Which lines contain the string "Posterior"? Please list every one of them.

▸ Given records:
========================

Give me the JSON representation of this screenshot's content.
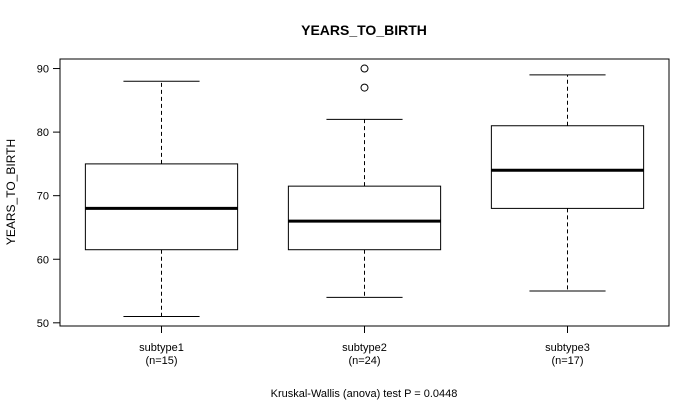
{
  "chart_data": {
    "type": "box",
    "title": "YEARS_TO_BIRTH",
    "ylabel": "YEARS_TO_BIRTH",
    "xlabel": "",
    "ylim": [
      49.5,
      91.5
    ],
    "yticks": [
      50,
      60,
      70,
      80,
      90
    ],
    "groups": [
      {
        "label": "subtype1",
        "n_label": "(n=15)",
        "min": 51,
        "q1": 61.5,
        "median": 68,
        "q3": 75,
        "max": 88,
        "outliers": []
      },
      {
        "label": "subtype2",
        "n_label": "(n=24)",
        "min": 54,
        "q1": 61.5,
        "median": 66,
        "q3": 71.5,
        "max": 82,
        "outliers": [
          87,
          90
        ]
      },
      {
        "label": "subtype3",
        "n_label": "(n=17)",
        "min": 55,
        "q1": 68,
        "median": 74,
        "q3": 81,
        "max": 89,
        "outliers": []
      }
    ],
    "footnote": "Kruskal-Wallis (anova) test P = 0.0448"
  }
}
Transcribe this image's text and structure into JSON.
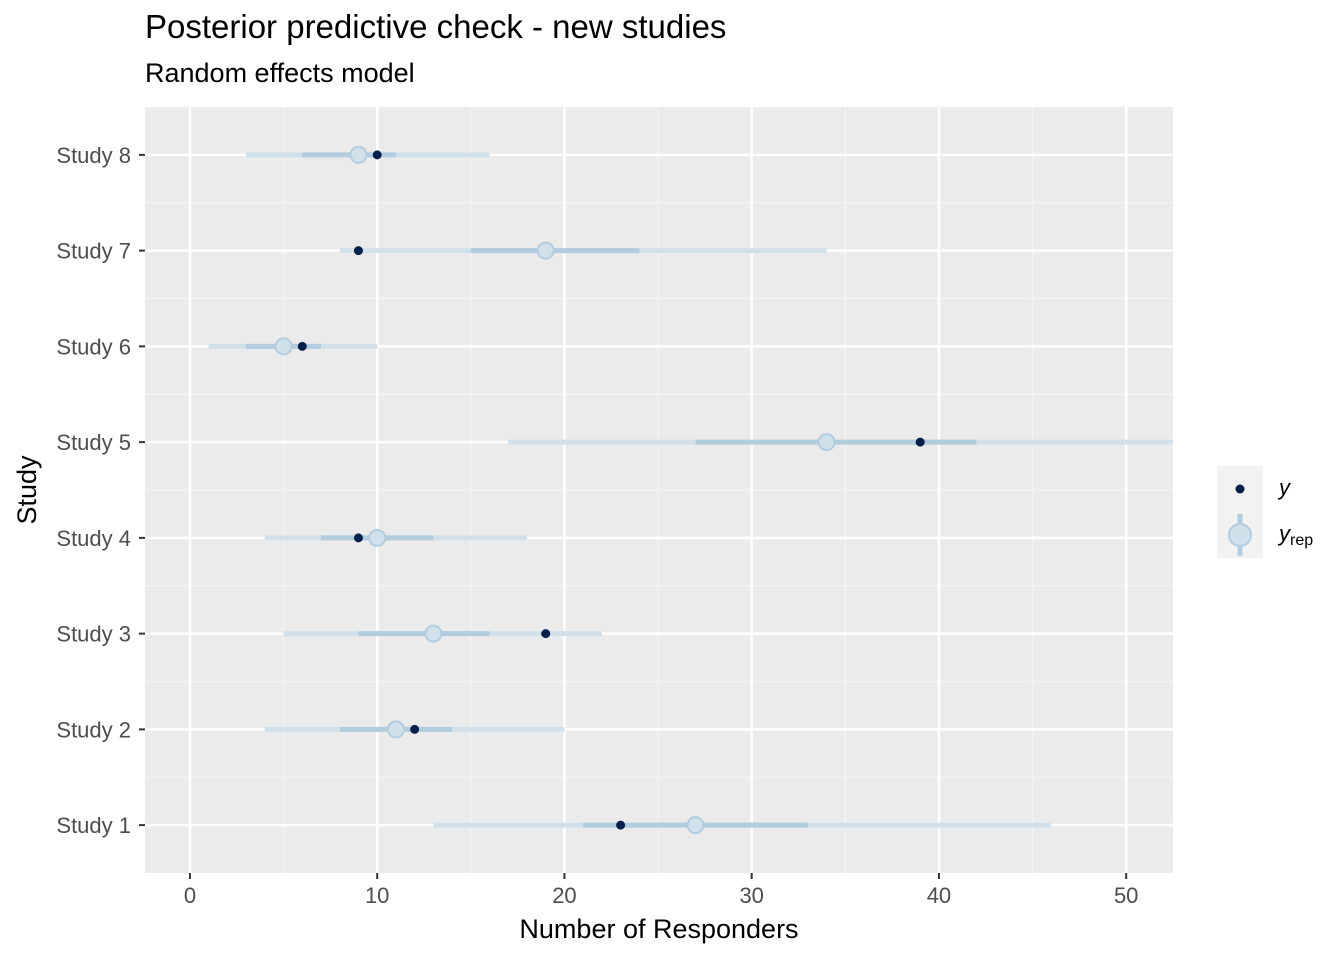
{
  "title": "Posterior predictive check - new studies",
  "subtitle": "Random effects model",
  "colors": {
    "panel_bg": "#ebebeb",
    "grid_major": "#ffffff",
    "grid_minor": "#f4f4f4",
    "y_point": "#011f4b",
    "yrep_point_fill": "#d1e1ec",
    "yrep_point_stroke": "#b3cde0",
    "outer_interval": "#d1e1ec",
    "inner_interval": "#b3cde0",
    "legend_key_bg": "#f2f2f2"
  },
  "chart_data": {
    "type": "interval",
    "title": "Posterior predictive check - new studies",
    "subtitle": "Random effects model",
    "xlabel": "Number of Responders",
    "ylabel": "Study",
    "xlim": [
      -2.4,
      52.5
    ],
    "x_ticks": [
      0,
      10,
      20,
      30,
      40,
      50
    ],
    "grid": true,
    "legend_position": "right",
    "legend": [
      {
        "key": "y",
        "label": "y",
        "sub": ""
      },
      {
        "key": "yrep",
        "label": "y",
        "sub": "rep"
      }
    ],
    "studies": [
      {
        "name": "Study 1",
        "y": 23,
        "yrep_median": 27,
        "inner": [
          21,
          33
        ],
        "outer": [
          13,
          46
        ]
      },
      {
        "name": "Study 2",
        "y": 12,
        "yrep_median": 11,
        "inner": [
          8,
          14
        ],
        "outer": [
          4,
          20
        ]
      },
      {
        "name": "Study 3",
        "y": 19,
        "yrep_median": 13,
        "inner": [
          9,
          16
        ],
        "outer": [
          5,
          22
        ]
      },
      {
        "name": "Study 4",
        "y": 9,
        "yrep_median": 10,
        "inner": [
          7,
          13
        ],
        "outer": [
          4,
          18
        ]
      },
      {
        "name": "Study 5",
        "y": 39,
        "yrep_median": 34,
        "inner": [
          27,
          42
        ],
        "outer": [
          17,
          53
        ]
      },
      {
        "name": "Study 6",
        "y": 6,
        "yrep_median": 5,
        "inner": [
          3,
          7
        ],
        "outer": [
          1,
          10
        ]
      },
      {
        "name": "Study 7",
        "y": 9,
        "yrep_median": 19,
        "inner": [
          15,
          24
        ],
        "outer": [
          8,
          34
        ]
      },
      {
        "name": "Study 8",
        "y": 10,
        "yrep_median": 9,
        "inner": [
          6,
          11
        ],
        "outer": [
          3,
          16
        ]
      }
    ]
  }
}
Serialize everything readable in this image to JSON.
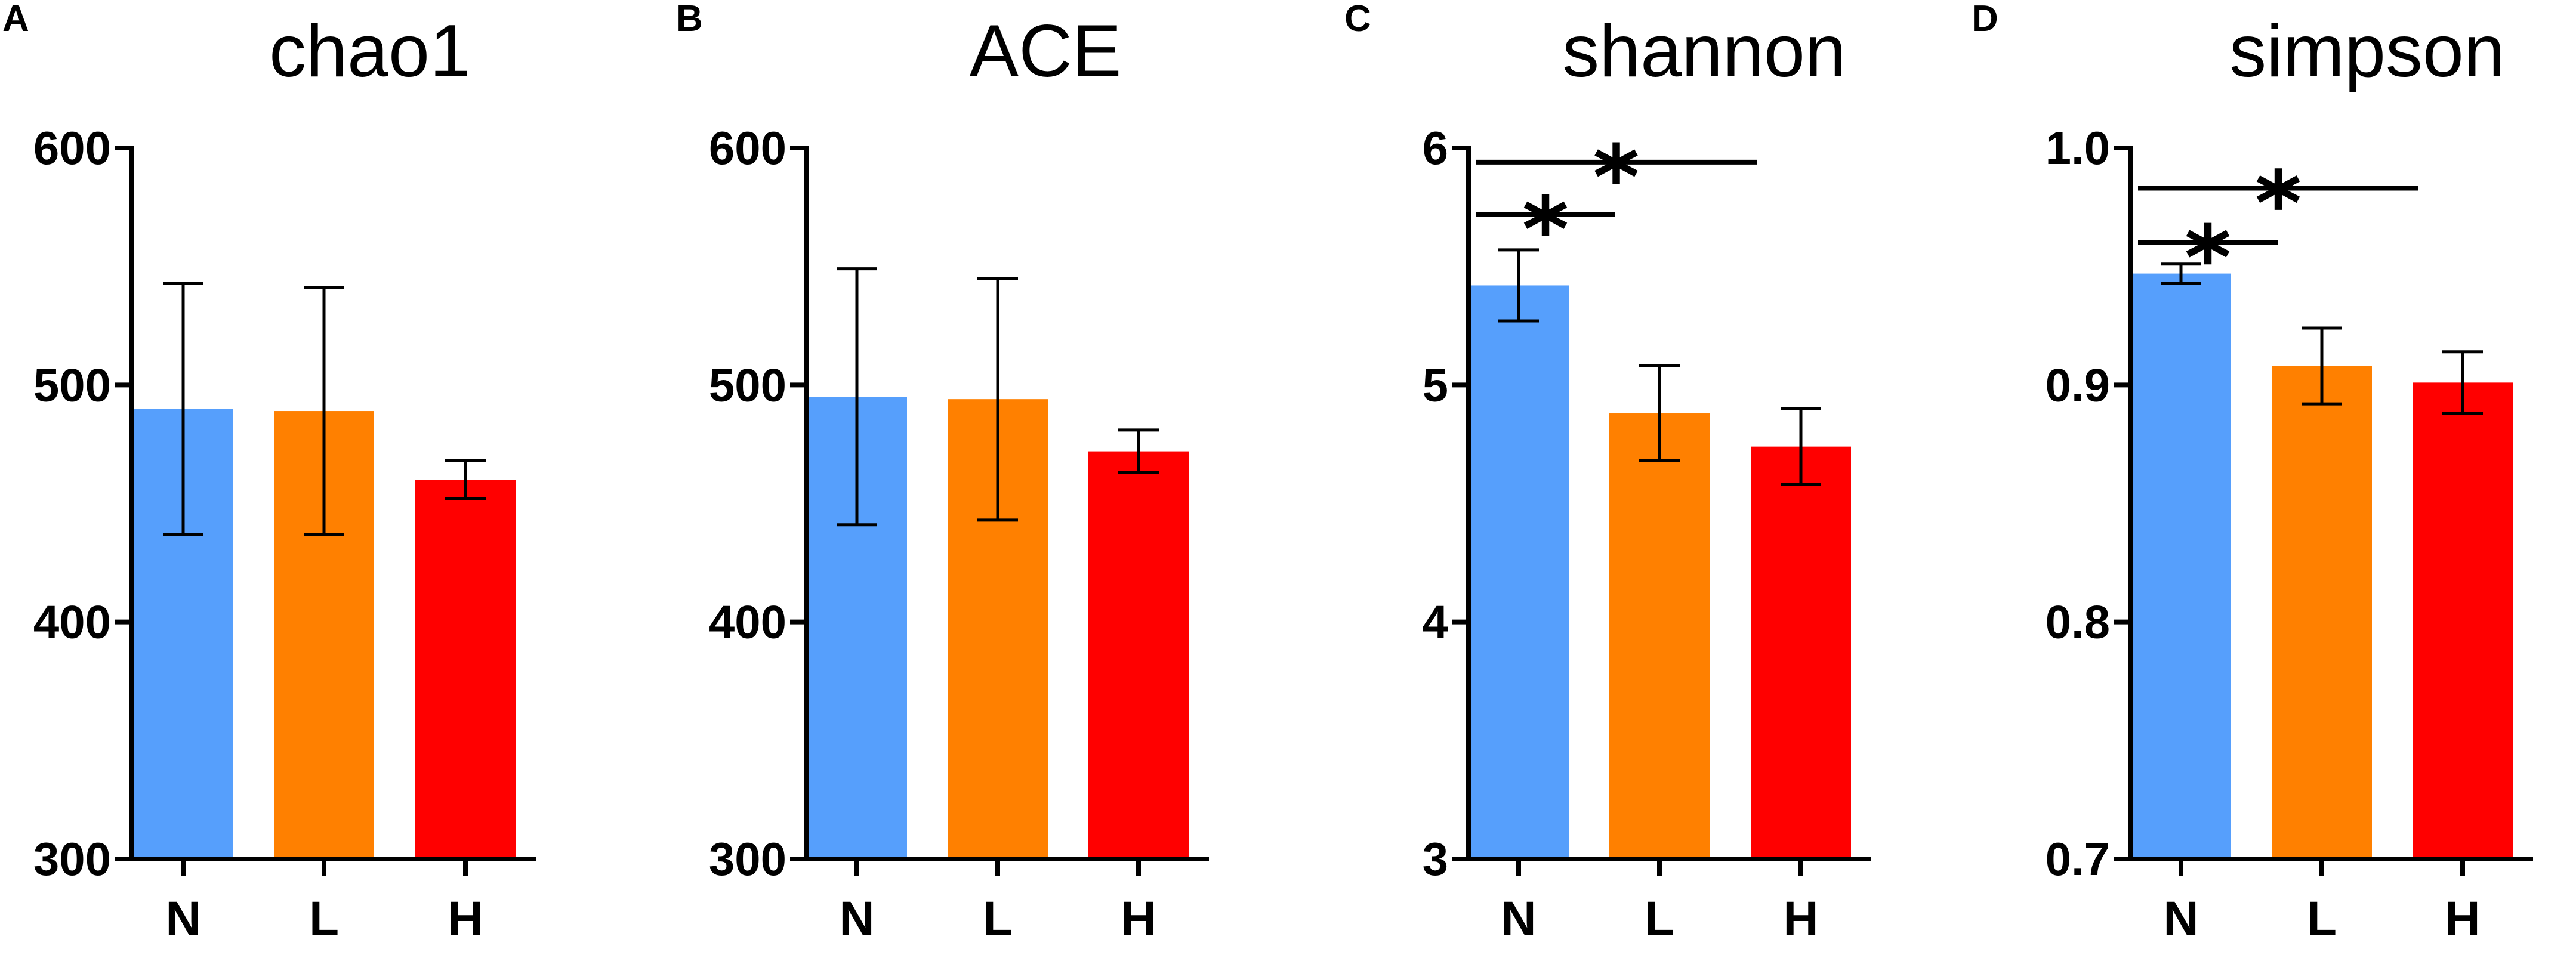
{
  "chart_data": [
    {
      "panel": "A",
      "type": "bar",
      "title": "chao1",
      "categories": [
        "N",
        "L",
        "H"
      ],
      "values": [
        490,
        489,
        460
      ],
      "errors": [
        53,
        52,
        8
      ],
      "colors": [
        "#569FFC",
        "#FF8000",
        "#FF0000"
      ],
      "ylim": [
        300,
        600
      ],
      "yticks": [
        300,
        400,
        500,
        600
      ],
      "ytick_labels": [
        "300",
        "400",
        "500",
        "600"
      ],
      "xlabel": "",
      "ylabel": "",
      "significance": []
    },
    {
      "panel": "B",
      "type": "bar",
      "title": "ACE",
      "categories": [
        "N",
        "L",
        "H"
      ],
      "values": [
        495,
        494,
        472
      ],
      "errors": [
        54,
        51,
        9
      ],
      "colors": [
        "#569FFC",
        "#FF8000",
        "#FF0000"
      ],
      "ylim": [
        300,
        600
      ],
      "yticks": [
        300,
        400,
        500,
        600
      ],
      "ytick_labels": [
        "300",
        "400",
        "500",
        "600"
      ],
      "xlabel": "",
      "ylabel": "",
      "significance": []
    },
    {
      "panel": "C",
      "type": "bar",
      "title": "shannon",
      "categories": [
        "N",
        "L",
        "H"
      ],
      "values": [
        5.42,
        4.88,
        4.74
      ],
      "errors": [
        0.15,
        0.2,
        0.16
      ],
      "colors": [
        "#569FFC",
        "#FF8000",
        "#FF0000"
      ],
      "ylim": [
        3,
        6
      ],
      "yticks": [
        3,
        4,
        5,
        6
      ],
      "ytick_labels": [
        "3",
        "4",
        "5",
        "6"
      ],
      "xlabel": "",
      "ylabel": "",
      "significance": [
        {
          "from": "N",
          "to": "L",
          "level": 5.72,
          "label": "*"
        },
        {
          "from": "N",
          "to": "H",
          "level": 5.94,
          "label": "*"
        }
      ]
    },
    {
      "panel": "D",
      "type": "bar",
      "title": "simpson",
      "categories": [
        "N",
        "L",
        "H"
      ],
      "values": [
        0.947,
        0.908,
        0.901
      ],
      "errors": [
        0.004,
        0.016,
        0.013
      ],
      "colors": [
        "#569FFC",
        "#FF8000",
        "#FF0000"
      ],
      "ylim": [
        0.7,
        1.0
      ],
      "yticks": [
        0.7,
        0.8,
        0.9,
        1.0
      ],
      "ytick_labels": [
        "0.7",
        "0.8",
        "0.9",
        "1.0"
      ],
      "xlabel": "",
      "ylabel": "",
      "significance": [
        {
          "from": "N",
          "to": "L",
          "level": 0.96,
          "label": "*"
        },
        {
          "from": "N",
          "to": "H",
          "level": 0.983,
          "label": "*"
        }
      ]
    }
  ]
}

========================

▸ Written solution:
  "title": "Posterior predictive check - new studies",
    "title": "Posterior predictive check - new studies",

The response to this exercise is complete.